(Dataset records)
[start]
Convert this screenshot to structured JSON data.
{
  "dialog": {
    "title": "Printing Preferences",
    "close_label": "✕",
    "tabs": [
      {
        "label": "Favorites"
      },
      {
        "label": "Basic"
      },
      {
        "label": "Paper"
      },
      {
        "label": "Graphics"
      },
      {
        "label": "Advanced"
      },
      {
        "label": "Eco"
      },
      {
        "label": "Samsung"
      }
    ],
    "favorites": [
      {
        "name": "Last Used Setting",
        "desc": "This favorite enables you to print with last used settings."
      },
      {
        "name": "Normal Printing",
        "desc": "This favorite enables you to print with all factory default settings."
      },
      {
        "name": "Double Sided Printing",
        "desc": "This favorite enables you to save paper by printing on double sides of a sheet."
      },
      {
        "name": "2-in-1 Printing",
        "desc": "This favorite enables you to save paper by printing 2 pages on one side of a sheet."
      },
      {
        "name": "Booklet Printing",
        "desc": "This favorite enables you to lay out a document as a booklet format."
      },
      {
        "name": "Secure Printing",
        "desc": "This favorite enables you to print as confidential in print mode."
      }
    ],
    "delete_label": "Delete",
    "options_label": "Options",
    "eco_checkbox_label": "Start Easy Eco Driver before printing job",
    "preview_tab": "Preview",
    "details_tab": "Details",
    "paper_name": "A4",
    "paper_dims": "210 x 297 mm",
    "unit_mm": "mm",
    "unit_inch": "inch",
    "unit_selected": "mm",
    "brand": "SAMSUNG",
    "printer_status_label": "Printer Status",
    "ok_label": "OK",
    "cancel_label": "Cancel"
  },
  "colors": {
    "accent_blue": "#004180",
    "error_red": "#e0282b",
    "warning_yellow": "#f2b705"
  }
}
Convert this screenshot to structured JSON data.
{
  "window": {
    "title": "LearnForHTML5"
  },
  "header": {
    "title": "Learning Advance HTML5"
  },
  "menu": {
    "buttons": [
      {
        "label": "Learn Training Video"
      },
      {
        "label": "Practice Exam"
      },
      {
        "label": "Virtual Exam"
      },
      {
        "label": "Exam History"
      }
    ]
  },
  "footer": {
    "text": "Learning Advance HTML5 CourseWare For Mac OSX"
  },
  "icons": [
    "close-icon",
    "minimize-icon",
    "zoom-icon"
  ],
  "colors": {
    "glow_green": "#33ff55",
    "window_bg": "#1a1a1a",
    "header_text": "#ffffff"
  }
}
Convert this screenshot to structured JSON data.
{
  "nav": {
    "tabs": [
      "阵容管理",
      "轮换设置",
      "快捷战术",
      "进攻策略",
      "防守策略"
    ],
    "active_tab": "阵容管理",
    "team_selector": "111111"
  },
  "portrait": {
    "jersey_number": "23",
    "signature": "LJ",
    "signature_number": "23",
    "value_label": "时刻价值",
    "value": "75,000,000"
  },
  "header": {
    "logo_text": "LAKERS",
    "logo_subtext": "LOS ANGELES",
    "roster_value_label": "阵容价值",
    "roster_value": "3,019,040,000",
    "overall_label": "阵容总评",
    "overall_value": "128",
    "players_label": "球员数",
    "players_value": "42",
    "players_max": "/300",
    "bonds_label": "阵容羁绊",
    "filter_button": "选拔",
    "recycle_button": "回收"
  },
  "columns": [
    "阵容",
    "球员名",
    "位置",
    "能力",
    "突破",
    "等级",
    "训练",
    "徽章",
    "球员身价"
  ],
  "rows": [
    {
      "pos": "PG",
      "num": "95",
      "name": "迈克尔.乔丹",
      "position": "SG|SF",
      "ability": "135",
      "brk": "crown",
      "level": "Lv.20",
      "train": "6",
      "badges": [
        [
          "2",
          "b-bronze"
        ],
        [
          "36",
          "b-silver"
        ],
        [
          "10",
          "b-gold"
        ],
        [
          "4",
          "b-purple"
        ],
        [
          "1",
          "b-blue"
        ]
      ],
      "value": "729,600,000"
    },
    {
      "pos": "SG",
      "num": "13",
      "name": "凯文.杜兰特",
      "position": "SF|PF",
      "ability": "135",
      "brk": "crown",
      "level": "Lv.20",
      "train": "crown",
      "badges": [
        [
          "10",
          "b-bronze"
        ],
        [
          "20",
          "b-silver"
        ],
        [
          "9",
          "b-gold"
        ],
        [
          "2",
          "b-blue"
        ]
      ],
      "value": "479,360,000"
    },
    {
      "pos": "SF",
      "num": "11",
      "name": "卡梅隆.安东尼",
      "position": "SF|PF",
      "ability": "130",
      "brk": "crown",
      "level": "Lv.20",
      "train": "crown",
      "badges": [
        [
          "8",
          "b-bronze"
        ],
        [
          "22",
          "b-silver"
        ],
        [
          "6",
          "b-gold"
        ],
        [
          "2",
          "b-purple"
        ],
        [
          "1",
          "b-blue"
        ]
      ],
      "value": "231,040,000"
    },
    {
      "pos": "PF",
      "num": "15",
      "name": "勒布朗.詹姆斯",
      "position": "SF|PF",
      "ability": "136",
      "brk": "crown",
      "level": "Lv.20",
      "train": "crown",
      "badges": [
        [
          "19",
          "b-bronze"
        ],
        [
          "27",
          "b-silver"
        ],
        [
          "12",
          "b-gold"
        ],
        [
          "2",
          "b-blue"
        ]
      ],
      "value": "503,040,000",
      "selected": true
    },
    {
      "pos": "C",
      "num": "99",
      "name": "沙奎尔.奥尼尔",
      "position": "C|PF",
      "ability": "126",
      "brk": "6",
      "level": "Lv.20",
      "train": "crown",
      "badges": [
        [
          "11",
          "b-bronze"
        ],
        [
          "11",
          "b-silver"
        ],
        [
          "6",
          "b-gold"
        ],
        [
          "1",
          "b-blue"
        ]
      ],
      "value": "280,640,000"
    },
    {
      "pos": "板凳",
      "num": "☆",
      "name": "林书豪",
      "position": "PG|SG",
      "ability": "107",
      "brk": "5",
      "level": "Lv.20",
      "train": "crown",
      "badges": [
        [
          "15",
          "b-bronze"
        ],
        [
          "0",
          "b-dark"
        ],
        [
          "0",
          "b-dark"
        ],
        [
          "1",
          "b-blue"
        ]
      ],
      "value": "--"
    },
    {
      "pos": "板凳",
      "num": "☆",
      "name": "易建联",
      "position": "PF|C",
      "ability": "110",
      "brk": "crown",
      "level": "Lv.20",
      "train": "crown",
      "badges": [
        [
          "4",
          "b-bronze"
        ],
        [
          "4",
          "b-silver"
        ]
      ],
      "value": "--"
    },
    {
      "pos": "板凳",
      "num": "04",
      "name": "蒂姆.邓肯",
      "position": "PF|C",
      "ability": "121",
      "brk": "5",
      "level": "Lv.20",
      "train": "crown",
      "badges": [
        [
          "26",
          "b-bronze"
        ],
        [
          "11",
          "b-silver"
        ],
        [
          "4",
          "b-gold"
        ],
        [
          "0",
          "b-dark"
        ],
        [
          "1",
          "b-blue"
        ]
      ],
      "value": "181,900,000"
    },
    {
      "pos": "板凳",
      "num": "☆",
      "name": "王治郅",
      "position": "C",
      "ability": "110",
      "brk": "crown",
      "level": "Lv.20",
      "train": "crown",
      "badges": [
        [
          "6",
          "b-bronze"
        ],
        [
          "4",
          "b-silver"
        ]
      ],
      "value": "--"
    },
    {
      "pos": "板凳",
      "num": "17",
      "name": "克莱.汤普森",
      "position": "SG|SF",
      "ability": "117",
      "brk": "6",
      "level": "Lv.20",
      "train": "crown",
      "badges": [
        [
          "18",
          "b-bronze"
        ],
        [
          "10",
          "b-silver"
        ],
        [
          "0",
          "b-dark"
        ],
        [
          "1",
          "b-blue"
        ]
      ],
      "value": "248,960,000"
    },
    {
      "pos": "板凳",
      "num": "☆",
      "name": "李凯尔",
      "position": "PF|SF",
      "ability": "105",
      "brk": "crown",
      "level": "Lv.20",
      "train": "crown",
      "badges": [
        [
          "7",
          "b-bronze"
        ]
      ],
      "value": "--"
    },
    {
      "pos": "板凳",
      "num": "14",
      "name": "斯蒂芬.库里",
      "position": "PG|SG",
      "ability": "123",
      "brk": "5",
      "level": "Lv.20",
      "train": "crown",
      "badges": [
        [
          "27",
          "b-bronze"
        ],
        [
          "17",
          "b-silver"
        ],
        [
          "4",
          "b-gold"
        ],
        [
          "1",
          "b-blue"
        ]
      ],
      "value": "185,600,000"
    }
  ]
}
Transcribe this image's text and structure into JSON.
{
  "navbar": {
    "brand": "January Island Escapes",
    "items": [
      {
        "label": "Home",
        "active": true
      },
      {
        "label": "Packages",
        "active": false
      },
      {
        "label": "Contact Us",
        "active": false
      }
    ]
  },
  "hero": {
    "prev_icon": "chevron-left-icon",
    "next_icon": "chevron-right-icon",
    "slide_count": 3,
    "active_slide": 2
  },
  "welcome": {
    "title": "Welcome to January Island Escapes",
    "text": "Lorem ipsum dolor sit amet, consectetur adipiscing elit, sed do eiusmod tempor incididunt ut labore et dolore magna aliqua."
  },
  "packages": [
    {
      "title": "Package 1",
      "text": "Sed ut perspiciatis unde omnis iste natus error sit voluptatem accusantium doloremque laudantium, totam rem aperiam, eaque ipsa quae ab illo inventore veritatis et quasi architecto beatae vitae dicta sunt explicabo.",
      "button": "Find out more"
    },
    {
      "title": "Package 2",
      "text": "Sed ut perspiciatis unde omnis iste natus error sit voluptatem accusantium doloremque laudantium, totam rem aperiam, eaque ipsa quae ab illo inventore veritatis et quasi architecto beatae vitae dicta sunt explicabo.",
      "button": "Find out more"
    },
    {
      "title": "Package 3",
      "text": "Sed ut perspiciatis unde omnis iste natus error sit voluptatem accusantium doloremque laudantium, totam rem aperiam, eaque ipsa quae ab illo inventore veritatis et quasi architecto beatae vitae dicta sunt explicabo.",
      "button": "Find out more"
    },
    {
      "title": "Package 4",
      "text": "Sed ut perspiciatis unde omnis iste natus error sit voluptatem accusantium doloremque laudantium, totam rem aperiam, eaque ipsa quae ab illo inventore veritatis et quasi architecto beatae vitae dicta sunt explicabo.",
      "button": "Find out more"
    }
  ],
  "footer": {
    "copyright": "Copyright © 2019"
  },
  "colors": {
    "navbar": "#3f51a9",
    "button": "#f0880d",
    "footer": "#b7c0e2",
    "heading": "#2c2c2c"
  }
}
[end]
◆ **AIM**
List each line in the listing that contains the string "desc".

◆ **RESPONSE**
        "desc": "This favorite enables you to print with last used settings."
        "desc": "This favorite enables you to print with all factory default settings."
        "desc": "This favorite enables you to save paper by printing on double sides of a sheet."
        "desc": "This favorite enables you to save paper by printing 2 pages on one side of a sheet."
        "desc": "This favorite enables you to lay out a document as a booklet format."
        "desc": "This favorite enables you to print as confidential in print mode."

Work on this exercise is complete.